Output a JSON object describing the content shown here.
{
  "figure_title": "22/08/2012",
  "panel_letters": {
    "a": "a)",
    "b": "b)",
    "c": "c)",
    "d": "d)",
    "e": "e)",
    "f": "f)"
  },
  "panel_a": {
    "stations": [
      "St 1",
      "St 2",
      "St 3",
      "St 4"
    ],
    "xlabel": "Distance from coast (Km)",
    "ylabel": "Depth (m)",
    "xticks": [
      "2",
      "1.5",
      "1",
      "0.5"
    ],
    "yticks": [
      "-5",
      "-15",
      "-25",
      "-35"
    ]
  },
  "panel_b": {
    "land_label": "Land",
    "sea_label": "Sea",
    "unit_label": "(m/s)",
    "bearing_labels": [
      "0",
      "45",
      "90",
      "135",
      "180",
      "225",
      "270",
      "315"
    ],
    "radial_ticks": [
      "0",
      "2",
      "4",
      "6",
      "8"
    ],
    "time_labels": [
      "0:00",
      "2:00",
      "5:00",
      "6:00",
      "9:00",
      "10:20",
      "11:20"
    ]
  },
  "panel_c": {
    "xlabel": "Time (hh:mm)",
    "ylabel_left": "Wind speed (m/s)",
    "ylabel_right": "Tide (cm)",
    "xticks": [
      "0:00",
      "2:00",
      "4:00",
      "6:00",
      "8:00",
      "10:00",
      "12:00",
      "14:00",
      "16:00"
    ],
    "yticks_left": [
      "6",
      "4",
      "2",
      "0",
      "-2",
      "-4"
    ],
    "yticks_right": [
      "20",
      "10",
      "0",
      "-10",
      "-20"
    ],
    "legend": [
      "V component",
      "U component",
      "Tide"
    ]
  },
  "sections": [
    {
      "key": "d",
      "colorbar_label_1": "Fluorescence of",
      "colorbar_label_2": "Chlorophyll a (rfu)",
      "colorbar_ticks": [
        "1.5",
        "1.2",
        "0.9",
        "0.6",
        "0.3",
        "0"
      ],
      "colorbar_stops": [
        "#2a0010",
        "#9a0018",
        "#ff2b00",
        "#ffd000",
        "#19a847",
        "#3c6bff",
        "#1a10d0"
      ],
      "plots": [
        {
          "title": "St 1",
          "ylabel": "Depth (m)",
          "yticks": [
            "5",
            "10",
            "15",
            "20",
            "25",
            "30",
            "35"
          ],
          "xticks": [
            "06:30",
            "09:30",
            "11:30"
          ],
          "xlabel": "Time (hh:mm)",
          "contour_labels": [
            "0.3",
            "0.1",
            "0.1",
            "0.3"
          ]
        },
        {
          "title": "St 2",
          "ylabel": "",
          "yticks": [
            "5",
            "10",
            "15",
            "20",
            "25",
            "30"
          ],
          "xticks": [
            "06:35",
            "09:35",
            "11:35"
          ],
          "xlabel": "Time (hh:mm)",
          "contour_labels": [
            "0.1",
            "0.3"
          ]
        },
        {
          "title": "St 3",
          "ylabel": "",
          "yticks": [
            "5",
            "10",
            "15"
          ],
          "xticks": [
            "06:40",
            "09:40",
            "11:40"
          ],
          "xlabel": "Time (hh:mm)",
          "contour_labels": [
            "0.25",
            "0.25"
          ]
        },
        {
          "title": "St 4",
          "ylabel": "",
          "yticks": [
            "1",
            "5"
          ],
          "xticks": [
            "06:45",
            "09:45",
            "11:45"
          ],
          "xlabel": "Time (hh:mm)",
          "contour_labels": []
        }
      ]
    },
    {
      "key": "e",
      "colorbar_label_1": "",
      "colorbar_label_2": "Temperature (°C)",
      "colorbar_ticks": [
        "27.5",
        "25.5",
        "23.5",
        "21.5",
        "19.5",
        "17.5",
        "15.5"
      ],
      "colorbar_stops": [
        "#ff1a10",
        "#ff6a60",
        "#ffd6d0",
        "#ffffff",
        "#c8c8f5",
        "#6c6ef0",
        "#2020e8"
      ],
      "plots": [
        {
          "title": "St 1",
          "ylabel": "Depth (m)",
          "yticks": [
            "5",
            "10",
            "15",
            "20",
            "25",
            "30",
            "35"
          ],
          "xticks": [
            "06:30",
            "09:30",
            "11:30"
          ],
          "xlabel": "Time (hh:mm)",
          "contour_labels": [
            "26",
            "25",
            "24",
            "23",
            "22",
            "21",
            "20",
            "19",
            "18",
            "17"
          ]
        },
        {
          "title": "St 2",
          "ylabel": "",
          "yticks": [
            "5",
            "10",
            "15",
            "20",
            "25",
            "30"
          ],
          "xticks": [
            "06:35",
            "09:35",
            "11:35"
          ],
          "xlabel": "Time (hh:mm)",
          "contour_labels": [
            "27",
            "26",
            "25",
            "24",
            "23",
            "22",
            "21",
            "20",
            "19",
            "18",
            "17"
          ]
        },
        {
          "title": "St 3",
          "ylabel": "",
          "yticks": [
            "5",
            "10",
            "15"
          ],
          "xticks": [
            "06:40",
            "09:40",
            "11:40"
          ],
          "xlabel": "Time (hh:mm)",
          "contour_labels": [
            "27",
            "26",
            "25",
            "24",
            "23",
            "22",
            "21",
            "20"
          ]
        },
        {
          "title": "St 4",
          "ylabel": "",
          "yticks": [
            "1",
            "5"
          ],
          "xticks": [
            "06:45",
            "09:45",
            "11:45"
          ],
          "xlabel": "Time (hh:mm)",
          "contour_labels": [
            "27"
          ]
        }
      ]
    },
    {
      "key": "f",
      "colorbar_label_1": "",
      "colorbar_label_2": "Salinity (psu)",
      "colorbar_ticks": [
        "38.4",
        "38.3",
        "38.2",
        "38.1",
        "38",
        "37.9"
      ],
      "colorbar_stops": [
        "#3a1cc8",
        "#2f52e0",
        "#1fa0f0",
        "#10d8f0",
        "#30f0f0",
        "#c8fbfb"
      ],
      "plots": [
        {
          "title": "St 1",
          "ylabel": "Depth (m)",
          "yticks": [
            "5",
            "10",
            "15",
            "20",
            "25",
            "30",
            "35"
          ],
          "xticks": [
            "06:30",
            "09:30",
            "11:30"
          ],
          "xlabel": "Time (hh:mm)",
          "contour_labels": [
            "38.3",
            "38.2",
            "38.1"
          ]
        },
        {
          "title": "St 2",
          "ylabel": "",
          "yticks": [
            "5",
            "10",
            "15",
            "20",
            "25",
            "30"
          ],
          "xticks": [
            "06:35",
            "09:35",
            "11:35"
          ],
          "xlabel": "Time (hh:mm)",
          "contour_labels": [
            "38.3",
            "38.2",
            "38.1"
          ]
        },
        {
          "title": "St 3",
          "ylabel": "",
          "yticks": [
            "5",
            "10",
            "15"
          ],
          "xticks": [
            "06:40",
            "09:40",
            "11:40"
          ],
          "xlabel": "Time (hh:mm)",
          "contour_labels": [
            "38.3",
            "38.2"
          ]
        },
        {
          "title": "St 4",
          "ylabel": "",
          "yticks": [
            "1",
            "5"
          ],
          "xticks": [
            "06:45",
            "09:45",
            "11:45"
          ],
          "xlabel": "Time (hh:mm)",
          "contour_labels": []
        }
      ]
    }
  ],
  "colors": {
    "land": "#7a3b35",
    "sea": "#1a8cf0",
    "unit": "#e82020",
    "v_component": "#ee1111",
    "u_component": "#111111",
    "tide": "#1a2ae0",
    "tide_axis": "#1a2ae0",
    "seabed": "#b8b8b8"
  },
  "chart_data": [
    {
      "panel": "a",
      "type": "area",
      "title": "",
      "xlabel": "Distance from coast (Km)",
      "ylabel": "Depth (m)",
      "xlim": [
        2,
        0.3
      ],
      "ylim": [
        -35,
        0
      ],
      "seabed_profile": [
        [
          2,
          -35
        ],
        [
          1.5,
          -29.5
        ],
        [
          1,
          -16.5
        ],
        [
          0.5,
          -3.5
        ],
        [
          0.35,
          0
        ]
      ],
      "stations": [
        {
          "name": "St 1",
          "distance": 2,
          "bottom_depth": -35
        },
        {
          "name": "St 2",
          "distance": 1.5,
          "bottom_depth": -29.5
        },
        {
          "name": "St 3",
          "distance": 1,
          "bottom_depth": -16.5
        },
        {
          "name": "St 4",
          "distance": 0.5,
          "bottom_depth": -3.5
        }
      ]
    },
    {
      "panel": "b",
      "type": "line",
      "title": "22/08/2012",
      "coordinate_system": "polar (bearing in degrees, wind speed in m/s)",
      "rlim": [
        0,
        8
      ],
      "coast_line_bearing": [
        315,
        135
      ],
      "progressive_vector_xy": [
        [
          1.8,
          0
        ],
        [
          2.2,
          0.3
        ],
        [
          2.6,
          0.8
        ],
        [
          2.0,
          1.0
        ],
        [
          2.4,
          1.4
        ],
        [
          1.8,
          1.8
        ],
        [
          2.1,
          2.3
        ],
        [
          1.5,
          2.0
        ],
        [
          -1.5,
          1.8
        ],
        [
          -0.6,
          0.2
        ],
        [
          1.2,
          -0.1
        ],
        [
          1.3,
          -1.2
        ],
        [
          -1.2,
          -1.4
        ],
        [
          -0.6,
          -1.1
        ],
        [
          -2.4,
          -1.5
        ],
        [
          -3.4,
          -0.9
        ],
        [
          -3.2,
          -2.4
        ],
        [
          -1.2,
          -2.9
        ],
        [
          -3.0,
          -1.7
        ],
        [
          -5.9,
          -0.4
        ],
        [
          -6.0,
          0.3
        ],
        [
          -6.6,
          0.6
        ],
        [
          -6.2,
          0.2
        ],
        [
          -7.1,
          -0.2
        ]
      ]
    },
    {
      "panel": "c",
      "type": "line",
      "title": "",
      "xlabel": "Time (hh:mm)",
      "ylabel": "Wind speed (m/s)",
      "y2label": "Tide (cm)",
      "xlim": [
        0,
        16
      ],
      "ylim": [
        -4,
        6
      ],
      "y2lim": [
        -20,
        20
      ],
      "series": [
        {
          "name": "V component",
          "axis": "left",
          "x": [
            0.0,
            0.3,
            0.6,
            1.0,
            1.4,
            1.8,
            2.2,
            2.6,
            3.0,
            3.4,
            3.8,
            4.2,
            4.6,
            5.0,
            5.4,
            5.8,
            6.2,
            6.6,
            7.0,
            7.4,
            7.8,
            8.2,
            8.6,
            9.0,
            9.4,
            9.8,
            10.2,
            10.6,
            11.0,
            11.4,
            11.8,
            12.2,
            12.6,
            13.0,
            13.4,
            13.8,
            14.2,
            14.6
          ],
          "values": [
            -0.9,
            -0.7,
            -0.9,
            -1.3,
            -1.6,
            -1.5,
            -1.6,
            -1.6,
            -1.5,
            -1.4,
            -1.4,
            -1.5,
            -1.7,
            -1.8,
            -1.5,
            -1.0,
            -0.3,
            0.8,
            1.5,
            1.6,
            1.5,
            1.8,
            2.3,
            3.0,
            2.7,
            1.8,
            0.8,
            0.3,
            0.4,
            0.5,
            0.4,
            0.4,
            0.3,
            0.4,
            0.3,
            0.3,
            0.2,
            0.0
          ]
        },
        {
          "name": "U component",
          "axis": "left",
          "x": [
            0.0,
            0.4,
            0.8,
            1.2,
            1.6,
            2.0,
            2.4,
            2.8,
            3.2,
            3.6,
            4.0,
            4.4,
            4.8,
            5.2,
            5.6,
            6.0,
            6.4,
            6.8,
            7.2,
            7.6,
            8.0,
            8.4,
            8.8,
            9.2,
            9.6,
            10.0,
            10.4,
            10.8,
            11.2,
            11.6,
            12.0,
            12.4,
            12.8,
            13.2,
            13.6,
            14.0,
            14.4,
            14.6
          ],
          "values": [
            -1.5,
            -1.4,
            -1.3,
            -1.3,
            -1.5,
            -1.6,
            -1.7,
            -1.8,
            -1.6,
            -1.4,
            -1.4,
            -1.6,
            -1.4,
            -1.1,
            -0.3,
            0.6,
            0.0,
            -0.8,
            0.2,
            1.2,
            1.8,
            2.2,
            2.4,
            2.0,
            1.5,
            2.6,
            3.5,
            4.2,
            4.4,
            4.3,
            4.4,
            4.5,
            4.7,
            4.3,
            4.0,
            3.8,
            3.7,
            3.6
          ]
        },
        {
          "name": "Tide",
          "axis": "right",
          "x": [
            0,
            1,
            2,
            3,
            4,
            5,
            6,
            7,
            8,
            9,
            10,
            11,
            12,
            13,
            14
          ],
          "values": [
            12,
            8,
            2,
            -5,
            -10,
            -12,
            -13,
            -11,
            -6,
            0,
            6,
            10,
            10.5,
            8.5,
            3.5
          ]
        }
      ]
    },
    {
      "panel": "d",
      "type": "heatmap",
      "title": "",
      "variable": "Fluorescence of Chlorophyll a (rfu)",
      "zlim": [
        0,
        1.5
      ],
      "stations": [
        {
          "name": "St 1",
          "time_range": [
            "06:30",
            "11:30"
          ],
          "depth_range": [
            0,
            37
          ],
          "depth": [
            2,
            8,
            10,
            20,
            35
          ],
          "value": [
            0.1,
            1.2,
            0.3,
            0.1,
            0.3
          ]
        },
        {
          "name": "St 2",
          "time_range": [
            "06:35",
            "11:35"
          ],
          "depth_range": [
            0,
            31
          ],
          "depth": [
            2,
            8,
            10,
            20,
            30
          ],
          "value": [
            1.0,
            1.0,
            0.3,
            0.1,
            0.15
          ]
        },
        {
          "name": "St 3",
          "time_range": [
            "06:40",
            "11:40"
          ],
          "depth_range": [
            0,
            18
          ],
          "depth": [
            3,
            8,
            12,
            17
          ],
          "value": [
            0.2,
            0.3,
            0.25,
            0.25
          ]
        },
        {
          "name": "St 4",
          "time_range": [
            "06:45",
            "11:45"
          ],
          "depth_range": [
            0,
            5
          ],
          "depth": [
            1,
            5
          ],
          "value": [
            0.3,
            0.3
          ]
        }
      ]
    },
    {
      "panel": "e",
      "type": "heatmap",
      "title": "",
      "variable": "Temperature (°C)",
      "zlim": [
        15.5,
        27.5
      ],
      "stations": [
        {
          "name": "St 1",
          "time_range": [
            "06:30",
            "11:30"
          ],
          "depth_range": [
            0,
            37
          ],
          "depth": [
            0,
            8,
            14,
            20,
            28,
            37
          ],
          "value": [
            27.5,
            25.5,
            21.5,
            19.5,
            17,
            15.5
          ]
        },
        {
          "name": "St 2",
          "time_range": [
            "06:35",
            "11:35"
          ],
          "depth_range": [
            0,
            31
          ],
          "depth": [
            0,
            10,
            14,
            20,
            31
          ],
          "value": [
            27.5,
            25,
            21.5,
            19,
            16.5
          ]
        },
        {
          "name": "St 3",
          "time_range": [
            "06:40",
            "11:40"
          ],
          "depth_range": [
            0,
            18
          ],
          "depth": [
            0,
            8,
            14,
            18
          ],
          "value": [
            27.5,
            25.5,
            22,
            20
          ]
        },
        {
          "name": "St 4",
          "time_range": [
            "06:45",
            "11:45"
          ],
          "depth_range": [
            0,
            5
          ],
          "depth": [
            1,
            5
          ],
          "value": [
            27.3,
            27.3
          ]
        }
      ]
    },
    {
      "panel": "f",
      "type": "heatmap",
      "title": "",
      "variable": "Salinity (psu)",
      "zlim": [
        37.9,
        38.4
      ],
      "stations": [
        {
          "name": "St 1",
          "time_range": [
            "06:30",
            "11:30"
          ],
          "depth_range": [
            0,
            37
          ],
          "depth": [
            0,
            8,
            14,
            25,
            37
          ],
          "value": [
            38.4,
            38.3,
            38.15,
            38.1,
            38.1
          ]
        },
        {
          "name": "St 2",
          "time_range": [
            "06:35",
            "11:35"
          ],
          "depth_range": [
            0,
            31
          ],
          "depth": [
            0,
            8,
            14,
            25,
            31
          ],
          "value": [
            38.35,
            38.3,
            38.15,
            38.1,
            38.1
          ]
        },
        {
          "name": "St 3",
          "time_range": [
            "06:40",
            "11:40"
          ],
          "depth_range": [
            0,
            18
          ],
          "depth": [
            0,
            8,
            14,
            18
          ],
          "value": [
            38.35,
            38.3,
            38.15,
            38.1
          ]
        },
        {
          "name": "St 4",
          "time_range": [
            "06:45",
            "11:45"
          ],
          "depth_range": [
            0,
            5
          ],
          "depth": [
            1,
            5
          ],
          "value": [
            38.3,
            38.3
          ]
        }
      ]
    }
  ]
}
++++
WHAT YOU WILL DO
Check every line of the material for the string "speed" and give the number of lines that have it, without anything else.

SOLUTION FOR THIS EXERCISE
3